BEGIN Extracted entries

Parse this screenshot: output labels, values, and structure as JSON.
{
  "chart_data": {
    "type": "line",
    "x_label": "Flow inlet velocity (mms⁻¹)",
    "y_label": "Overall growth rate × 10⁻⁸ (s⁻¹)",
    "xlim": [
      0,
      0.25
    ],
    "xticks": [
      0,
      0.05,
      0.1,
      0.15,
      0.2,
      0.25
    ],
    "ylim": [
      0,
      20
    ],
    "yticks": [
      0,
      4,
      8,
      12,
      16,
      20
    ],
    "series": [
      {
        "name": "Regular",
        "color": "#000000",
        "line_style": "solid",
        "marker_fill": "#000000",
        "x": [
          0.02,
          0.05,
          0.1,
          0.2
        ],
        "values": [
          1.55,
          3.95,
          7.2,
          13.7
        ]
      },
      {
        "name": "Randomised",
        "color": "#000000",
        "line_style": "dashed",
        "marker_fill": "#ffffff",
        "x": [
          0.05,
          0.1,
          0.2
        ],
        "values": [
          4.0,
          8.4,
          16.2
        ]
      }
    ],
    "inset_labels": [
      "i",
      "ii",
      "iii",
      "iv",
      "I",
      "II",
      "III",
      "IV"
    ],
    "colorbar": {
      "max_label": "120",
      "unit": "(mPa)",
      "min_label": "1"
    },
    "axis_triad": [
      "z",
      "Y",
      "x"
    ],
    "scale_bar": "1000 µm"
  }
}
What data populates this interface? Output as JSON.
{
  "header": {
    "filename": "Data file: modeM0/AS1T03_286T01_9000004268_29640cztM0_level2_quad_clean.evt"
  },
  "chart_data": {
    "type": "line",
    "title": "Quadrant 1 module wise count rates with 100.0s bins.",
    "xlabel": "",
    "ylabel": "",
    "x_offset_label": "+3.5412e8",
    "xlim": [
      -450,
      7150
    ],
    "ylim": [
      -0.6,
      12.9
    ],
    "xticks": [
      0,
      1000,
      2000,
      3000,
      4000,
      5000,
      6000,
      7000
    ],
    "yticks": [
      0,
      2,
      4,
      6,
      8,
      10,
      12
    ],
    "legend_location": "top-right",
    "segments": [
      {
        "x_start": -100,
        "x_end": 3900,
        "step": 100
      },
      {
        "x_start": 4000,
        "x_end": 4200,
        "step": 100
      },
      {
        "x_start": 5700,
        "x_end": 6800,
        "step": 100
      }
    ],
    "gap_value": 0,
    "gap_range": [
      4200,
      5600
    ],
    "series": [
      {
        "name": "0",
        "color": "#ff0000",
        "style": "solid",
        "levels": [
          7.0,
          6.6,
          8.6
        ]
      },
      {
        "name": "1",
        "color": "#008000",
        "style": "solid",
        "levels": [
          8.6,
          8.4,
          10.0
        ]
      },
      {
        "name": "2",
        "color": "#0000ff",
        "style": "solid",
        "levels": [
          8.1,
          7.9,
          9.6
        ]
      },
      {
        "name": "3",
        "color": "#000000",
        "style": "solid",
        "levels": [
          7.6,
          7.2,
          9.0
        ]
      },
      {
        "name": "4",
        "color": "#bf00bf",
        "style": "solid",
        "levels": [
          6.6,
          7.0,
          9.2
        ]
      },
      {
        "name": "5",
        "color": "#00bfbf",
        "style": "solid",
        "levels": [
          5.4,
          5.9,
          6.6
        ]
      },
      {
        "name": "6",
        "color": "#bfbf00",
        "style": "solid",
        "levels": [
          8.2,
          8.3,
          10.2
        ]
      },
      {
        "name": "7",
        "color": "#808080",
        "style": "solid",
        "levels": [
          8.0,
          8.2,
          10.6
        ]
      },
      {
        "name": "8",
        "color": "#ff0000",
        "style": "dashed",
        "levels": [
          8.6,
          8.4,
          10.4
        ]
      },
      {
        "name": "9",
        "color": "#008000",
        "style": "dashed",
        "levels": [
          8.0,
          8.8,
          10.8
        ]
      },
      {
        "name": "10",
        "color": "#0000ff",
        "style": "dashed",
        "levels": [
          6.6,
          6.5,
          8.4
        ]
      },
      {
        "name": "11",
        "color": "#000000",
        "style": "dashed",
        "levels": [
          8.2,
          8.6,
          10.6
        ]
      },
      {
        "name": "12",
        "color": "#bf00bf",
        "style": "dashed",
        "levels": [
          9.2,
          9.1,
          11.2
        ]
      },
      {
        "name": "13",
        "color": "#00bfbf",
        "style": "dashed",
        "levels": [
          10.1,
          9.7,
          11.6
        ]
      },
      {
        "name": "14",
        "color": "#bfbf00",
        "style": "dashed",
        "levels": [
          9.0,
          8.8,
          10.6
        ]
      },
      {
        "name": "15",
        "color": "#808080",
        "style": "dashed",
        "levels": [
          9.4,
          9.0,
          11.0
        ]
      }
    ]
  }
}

END Extracted entries

Retype the listing exactly, in full.

Parse this screenshot: output labels, values, and structure as JSON.
{
  "chart_data": {
    "type": "line",
    "x_label": "Flow inlet velocity (mms⁻¹)",
    "y_label": "Overall growth rate × 10⁻⁸ (s⁻¹)",
    "xlim": [
      0,
      0.25
    ],
    "xticks": [
      0,
      0.05,
      0.1,
      0.15,
      0.2,
      0.25
    ],
    "ylim": [
      0,
      20
    ],
    "yticks": [
      0,
      4,
      8,
      12,
      16,
      20
    ],
    "series": [
      {
        "name": "Regular",
        "color": "#000000",
        "line_style": "solid",
        "marker_fill": "#000000",
        "x": [
          0.02,
          0.05,
          0.1,
          0.2
        ],
        "values": [
          1.55,
          3.95,
          7.2,
          13.7
        ]
      },
      {
        "name": "Randomised",
        "color": "#000000",
        "line_style": "dashed",
        "marker_fill": "#ffffff",
        "x": [
          0.05,
          0.1,
          0.2
        ],
        "values": [
          4.0,
          8.4,
          16.2
        ]
      }
    ],
    "inset_labels": [
      "i",
      "ii",
      "iii",
      "iv",
      "I",
      "II",
      "III",
      "IV"
    ],
    "colorbar": {
      "max_label": "120",
      "unit": "(mPa)",
      "min_label": "1"
    },
    "axis_triad": [
      "z",
      "Y",
      "x"
    ],
    "scale_bar": "1000 µm"
  }
}
What data populates this interface? Output as JSON.
{
  "header": {
    "filename": "Data file: modeM0/AS1T03_286T01_9000004268_29640cztM0_level2_quad_clean.evt"
  },
  "chart_data": {
    "type": "line",
    "title": "Quadrant 1 module wise count rates with 100.0s bins.",
    "xlabel": "",
    "ylabel": "",
    "x_offset_label": "+3.5412e8",
    "xlim": [
      -450,
      7150
    ],
    "ylim": [
      -0.6,
      12.9
    ],
    "xticks": [
      0,
      1000,
      2000,
      3000,
      4000,
      5000,
      6000,
      7000
    ],
    "yticks": [
      0,
      2,
      4,
      6,
      8,
      10,
      12
    ],
    "legend_location": "top-right",
    "segments": [
      {
        "x_start": -100,
        "x_end": 3900,
        "step": 100
      },
      {
        "x_start": 4000,
        "x_end": 4200,
        "step": 100
      },
      {
        "x_start": 5700,
        "x_end": 6800,
        "step": 100
      }
    ],
    "gap_value": 0,
    "gap_range": [
      4200,
      5600
    ],
    "series": [
      {
        "name": "0",
        "color": "#ff0000",
        "style": "solid",
        "levels": [
          7.0,
          6.6,
          8.6
        ]
      },
      {
        "name": "1",
        "color": "#008000",
        "style": "solid",
        "levels": [
          8.6,
          8.4,
          10.0
        ]
      },
      {
        "name": "2",
        "color": "#0000ff",
        "style": "solid",
        "levels": [
          8.1,
          7.9,
          9.6
        ]
      },
      {
        "name": "3",
        "color": "#000000",
        "style": "solid",
        "levels": [
          7.6,
          7.2,
          9.0
        ]
      },
      {
        "name": "4",
        "color": "#bf00bf",
        "style": "solid",
        "levels": [
          6.6,
          7.0,
          9.2
        ]
      },
      {
        "name": "5",
        "color": "#00bfbf",
        "style": "solid",
        "levels": [
          5.4,
          5.9,
          6.6
        ]
      },
      {
        "name": "6",
        "color": "#bfbf00",
        "style": "solid",
        "levels": [
          8.2,
          8.3,
          10.2
        ]
      },
      {
        "name": "7",
        "color": "#808080",
        "style": "solid",
        "levels": [
          8.0,
          8.2,
          10.6
        ]
      },
      {
        "name": "8",
        "color": "#ff0000",
        "style": "dashed",
        "levels": [
          8.6,
          8.4,
          10.4
        ]
      },
      {
        "name": "9",
        "color": "#008000",
        "style": "dashed",
        "levels": [
          8.0,
          8.8,
          10.8
        ]
      },
      {
        "name": "10",
        "color": "#0000ff",
        "style": "dashed",
        "levels": [
          6.6,
          6.5,
          8.4
        ]
      },
      {
        "name": "11",
        "color": "#000000",
        "style": "dashed",
        "levels": [
          8.2,
          8.6,
          10.6
        ]
      },
      {
        "name": "12",
        "color": "#bf00bf",
        "style": "dashed",
        "levels": [
          9.2,
          9.1,
          11.2
        ]
      },
      {
        "name": "13",
        "color": "#00bfbf",
        "style": "dashed",
        "levels": [
          10.1,
          9.7,
          11.6
        ]
      },
      {
        "name": "14",
        "color": "#bfbf00",
        "style": "dashed",
        "levels": [
          9.0,
          8.8,
          10.6
        ]
      },
      {
        "name": "15",
        "color": "#808080",
        "style": "dashed",
        "levels": [
          9.4,
          9.0,
          11.0
        ]
      }
    ]
  }
}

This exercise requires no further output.